- [GIVEN REQUEST]:
Your task is to transcribe all of the records exactly and leave out the pictures.

- [ITEMS]:
# # # # # # #

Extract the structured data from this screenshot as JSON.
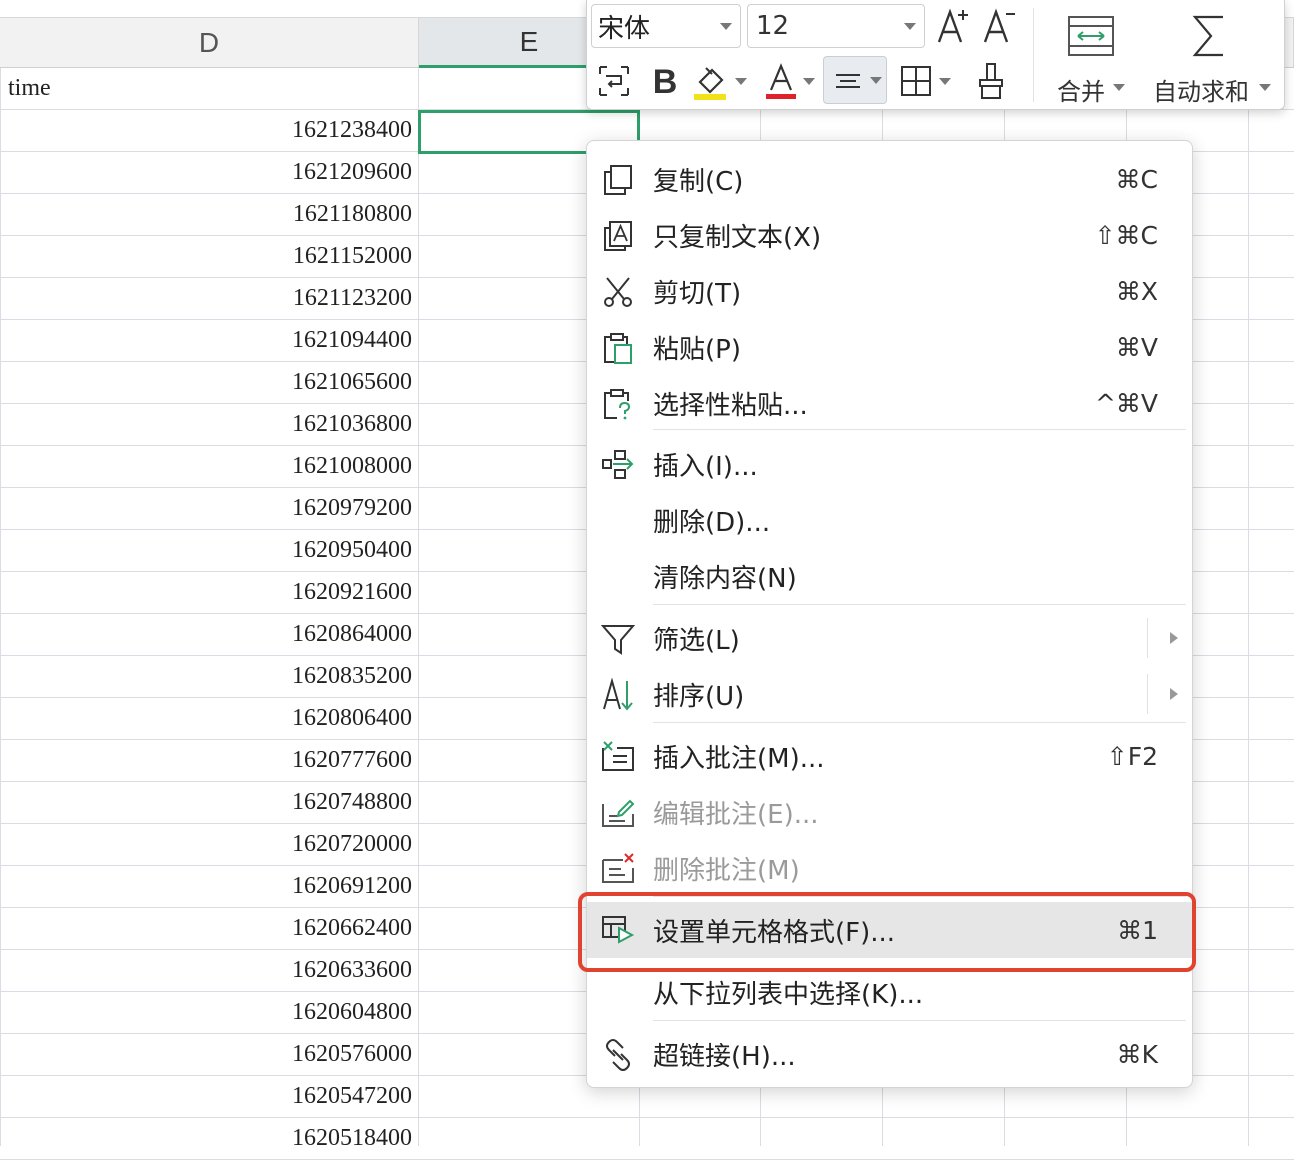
{
  "sheet": {
    "columns": [
      {
        "letter": "D",
        "selected": false
      },
      {
        "letter": "E",
        "selected": true
      }
    ],
    "header_cell": "time",
    "values": [
      "1621238400",
      "1621209600",
      "1621180800",
      "1621152000",
      "1621123200",
      "1621094400",
      "1621065600",
      "1621036800",
      "1621008000",
      "1620979200",
      "1620950400",
      "1620921600",
      "1620864000",
      "1620835200",
      "1620806400",
      "1620777600",
      "1620748800",
      "1620720000",
      "1620691200",
      "1620662400",
      "1620633600",
      "1620604800",
      "1620576000",
      "1620547200",
      "1620518400"
    ],
    "selection_color": "#2e9e6a"
  },
  "toolbar": {
    "font_name": "宋体",
    "font_size": "12",
    "merge_label": "合并",
    "autosum_label": "自动求和",
    "highlight_color": "#f2e21a",
    "font_color": "#e0202a",
    "icon_color": "#2e9e6a"
  },
  "menu": {
    "items": [
      {
        "label": "复制(C)",
        "shortcut": "⌘C",
        "icon": "copy-icon"
      },
      {
        "label": "只复制文本(X)",
        "shortcut": "⇧⌘C",
        "icon": "copy-text-icon"
      },
      {
        "label": "剪切(T)",
        "shortcut": "⌘X",
        "icon": "scissors-icon"
      },
      {
        "label": "粘贴(P)",
        "shortcut": "⌘V",
        "icon": "paste-icon"
      },
      {
        "label": "选择性粘贴...",
        "shortcut": "^⌘V",
        "icon": "paste-special-icon"
      },
      {
        "label": "插入(I)...",
        "shortcut": "",
        "icon": "insert-icon"
      },
      {
        "label": "删除(D)...",
        "shortcut": ""
      },
      {
        "label": "清除内容(N)",
        "shortcut": ""
      },
      {
        "label": "筛选(L)",
        "shortcut": "",
        "icon": "filter-icon",
        "submenu": true
      },
      {
        "label": "排序(U)",
        "shortcut": "",
        "icon": "sort-icon",
        "submenu": true
      },
      {
        "label": "插入批注(M)...",
        "shortcut": "⇧F2",
        "icon": "insert-comment-icon"
      },
      {
        "label": "编辑批注(E)...",
        "shortcut": "",
        "icon": "edit-comment-icon",
        "disabled": true
      },
      {
        "label": "删除批注(M)",
        "shortcut": "",
        "icon": "delete-comment-icon",
        "disabled": true
      },
      {
        "label": "设置单元格格式(F)...",
        "shortcut": "⌘1",
        "icon": "format-cells-icon",
        "highlighted": true
      },
      {
        "label": "从下拉列表中选择(K)...",
        "shortcut": ""
      },
      {
        "label": "超链接(H)...",
        "shortcut": "⌘K",
        "icon": "hyperlink-icon"
      }
    ],
    "highlight_outline_color": "#e0432f"
  }
}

# # # # # # #

- [WRITTEN RESPONSE]:
Extract the structured data from this screenshot as JSON.
{
  "sheet": {
    "columns": [
      {
        "letter": "D",
        "selected": false
      },
      {
        "letter": "E",
        "selected": true
      }
    ],
    "header_cell": "time",
    "values": [
      "1621238400",
      "1621209600",
      "1621180800",
      "1621152000",
      "1621123200",
      "1621094400",
      "1621065600",
      "1621036800",
      "1621008000",
      "1620979200",
      "1620950400",
      "1620921600",
      "1620864000",
      "1620835200",
      "1620806400",
      "1620777600",
      "1620748800",
      "1620720000",
      "1620691200",
      "1620662400",
      "1620633600",
      "1620604800",
      "1620576000",
      "1620547200",
      "1620518400"
    ],
    "selection_color": "#2e9e6a"
  },
  "toolbar": {
    "font_name": "宋体",
    "font_size": "12",
    "merge_label": "合并",
    "autosum_label": "自动求和",
    "highlight_color": "#f2e21a",
    "font_color": "#e0202a",
    "icon_color": "#2e9e6a"
  },
  "menu": {
    "items": [
      {
        "label": "复制(C)",
        "shortcut": "⌘C",
        "icon": "copy-icon"
      },
      {
        "label": "只复制文本(X)",
        "shortcut": "⇧⌘C",
        "icon": "copy-text-icon"
      },
      {
        "label": "剪切(T)",
        "shortcut": "⌘X",
        "icon": "scissors-icon"
      },
      {
        "label": "粘贴(P)",
        "shortcut": "⌘V",
        "icon": "paste-icon"
      },
      {
        "label": "选择性粘贴...",
        "shortcut": "^⌘V",
        "icon": "paste-special-icon"
      },
      {
        "label": "插入(I)...",
        "shortcut": "",
        "icon": "insert-icon"
      },
      {
        "label": "删除(D)...",
        "shortcut": ""
      },
      {
        "label": "清除内容(N)",
        "shortcut": ""
      },
      {
        "label": "筛选(L)",
        "shortcut": "",
        "icon": "filter-icon",
        "submenu": true
      },
      {
        "label": "排序(U)",
        "shortcut": "",
        "icon": "sort-icon",
        "submenu": true
      },
      {
        "label": "插入批注(M)...",
        "shortcut": "⇧F2",
        "icon": "insert-comment-icon"
      },
      {
        "label": "编辑批注(E)...",
        "shortcut": "",
        "icon": "edit-comment-icon",
        "disabled": true
      },
      {
        "label": "删除批注(M)",
        "shortcut": "",
        "icon": "delete-comment-icon",
        "disabled": true
      },
      {
        "label": "设置单元格格式(F)...",
        "shortcut": "⌘1",
        "icon": "format-cells-icon",
        "highlighted": true
      },
      {
        "label": "从下拉列表中选择(K)...",
        "shortcut": ""
      },
      {
        "label": "超链接(H)...",
        "shortcut": "⌘K",
        "icon": "hyperlink-icon"
      }
    ],
    "highlight_outline_color": "#e0432f"
  }
}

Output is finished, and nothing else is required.